» **WHAT YOU WILL DO**: Rewrite the entries below, changing every "data-point" to "point-marker" and leaving everything else unchanged.

####################

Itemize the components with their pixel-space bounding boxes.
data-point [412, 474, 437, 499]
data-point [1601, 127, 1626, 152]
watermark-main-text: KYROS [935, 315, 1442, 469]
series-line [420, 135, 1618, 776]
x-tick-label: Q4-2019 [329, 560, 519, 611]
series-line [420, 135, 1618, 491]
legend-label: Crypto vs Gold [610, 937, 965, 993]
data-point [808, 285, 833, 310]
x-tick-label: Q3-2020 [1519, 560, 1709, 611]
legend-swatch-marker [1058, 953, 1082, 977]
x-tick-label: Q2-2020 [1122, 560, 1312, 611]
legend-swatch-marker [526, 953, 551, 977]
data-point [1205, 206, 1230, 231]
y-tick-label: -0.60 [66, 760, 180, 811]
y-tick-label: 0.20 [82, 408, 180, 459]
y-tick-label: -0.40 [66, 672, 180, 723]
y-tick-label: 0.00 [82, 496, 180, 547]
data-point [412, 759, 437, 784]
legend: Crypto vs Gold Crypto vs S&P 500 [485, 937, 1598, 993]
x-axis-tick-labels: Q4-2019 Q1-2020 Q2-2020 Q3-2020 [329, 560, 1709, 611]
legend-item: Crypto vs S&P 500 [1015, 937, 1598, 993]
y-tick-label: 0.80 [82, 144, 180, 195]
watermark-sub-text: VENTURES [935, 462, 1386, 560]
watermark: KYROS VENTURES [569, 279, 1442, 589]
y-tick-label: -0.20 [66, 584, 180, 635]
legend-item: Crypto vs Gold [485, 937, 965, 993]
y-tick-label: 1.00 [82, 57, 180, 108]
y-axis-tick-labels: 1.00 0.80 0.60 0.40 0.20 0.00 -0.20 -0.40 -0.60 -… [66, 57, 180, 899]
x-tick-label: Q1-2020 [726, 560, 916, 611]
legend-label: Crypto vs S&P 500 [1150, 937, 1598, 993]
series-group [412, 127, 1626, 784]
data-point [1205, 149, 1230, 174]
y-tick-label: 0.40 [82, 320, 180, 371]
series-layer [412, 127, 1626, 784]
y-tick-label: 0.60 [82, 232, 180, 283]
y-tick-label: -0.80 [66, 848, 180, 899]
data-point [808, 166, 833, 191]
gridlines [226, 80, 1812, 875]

####################

» **RESULT OF THIS TASK**:
Itemize the components with their pixel-space bounding boxes.
point-marker [412, 474, 437, 499]
point-marker [1601, 127, 1626, 152]
watermark-main-text: KYROS [935, 315, 1442, 469]
series-line [420, 135, 1618, 776]
x-tick-label: Q4-2019 [329, 560, 519, 611]
series-line [420, 135, 1618, 491]
legend-label: Crypto vs Gold [610, 937, 965, 993]
point-marker [808, 285, 833, 310]
x-tick-label: Q3-2020 [1519, 560, 1709, 611]
legend-swatch-marker [1058, 953, 1082, 977]
x-tick-label: Q2-2020 [1122, 560, 1312, 611]
legend-swatch-marker [526, 953, 551, 977]
point-marker [1205, 206, 1230, 231]
y-tick-label: -0.60 [66, 760, 180, 811]
y-tick-label: 0.20 [82, 408, 180, 459]
y-tick-label: -0.40 [66, 672, 180, 723]
y-tick-label: 0.00 [82, 496, 180, 547]
point-marker [412, 759, 437, 784]
legend: Crypto vs Gold Crypto vs S&P 500 [485, 937, 1598, 993]
x-axis-tick-labels: Q4-2019 Q1-2020 Q2-2020 Q3-2020 [329, 560, 1709, 611]
legend-item: Crypto vs S&P 500 [1015, 937, 1598, 993]
y-tick-label: 0.80 [82, 144, 180, 195]
watermark-sub-text: VENTURES [935, 462, 1386, 560]
watermark: KYROS VENTURES [569, 279, 1442, 589]
y-tick-label: -0.20 [66, 584, 180, 635]
legend-item: Crypto vs Gold [485, 937, 965, 993]
y-tick-label: 1.00 [82, 57, 180, 108]
y-axis-tick-labels: 1.00 0.80 0.60 0.40 0.20 0.00 -0.20 -0.40 -0.60 -… [66, 57, 180, 899]
x-tick-label: Q1-2020 [726, 560, 916, 611]
legend-label: Crypto vs S&P 500 [1150, 937, 1598, 993]
series-group [412, 127, 1626, 784]
point-marker [1205, 149, 1230, 174]
y-tick-label: 0.40 [82, 320, 180, 371]
series-layer [412, 127, 1626, 784]
y-tick-label: 0.60 [82, 232, 180, 283]
y-tick-label: -0.80 [66, 848, 180, 899]
point-marker [808, 166, 833, 191]
gridlines [226, 80, 1812, 875]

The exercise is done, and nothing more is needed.